Stored items from a collection
* Begin *
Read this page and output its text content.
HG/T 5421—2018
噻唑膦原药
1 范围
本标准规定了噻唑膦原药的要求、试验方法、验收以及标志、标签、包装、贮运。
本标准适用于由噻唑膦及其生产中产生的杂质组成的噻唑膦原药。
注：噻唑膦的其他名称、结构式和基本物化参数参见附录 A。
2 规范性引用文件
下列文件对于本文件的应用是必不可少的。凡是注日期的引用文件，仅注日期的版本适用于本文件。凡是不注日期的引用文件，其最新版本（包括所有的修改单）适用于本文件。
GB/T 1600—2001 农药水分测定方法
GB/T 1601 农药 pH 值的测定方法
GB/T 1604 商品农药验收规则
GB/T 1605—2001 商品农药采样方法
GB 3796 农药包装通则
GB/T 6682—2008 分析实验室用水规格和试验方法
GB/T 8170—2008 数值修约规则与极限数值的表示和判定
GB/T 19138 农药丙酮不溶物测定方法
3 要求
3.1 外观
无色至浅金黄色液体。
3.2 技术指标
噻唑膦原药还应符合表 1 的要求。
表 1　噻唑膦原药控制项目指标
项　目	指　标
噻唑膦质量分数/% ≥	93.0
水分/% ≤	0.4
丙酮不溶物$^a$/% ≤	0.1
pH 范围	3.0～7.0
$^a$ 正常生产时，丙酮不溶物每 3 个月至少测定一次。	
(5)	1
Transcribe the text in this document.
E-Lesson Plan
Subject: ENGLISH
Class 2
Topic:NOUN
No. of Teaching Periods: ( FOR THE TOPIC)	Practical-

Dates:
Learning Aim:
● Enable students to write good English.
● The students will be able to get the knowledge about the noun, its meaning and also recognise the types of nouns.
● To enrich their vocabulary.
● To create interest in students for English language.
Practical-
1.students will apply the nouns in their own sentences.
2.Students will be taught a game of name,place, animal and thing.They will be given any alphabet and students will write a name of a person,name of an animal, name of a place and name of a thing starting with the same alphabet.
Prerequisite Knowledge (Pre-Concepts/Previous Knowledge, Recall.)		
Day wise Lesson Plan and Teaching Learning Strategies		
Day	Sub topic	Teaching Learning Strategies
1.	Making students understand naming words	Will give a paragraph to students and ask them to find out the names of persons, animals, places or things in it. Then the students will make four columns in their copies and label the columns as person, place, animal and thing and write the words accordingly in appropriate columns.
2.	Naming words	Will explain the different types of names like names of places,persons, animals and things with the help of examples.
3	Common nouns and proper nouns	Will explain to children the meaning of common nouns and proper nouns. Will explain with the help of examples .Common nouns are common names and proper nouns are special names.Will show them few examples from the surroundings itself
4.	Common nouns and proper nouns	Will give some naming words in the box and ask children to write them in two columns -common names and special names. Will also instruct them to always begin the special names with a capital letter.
* End *
» **Exercise**
Report every line in the data above in which the word "Plan" appears.

» **Task solution**
E-Lesson Plan
Day wise Lesson Plan and Teaching Learning Strategies		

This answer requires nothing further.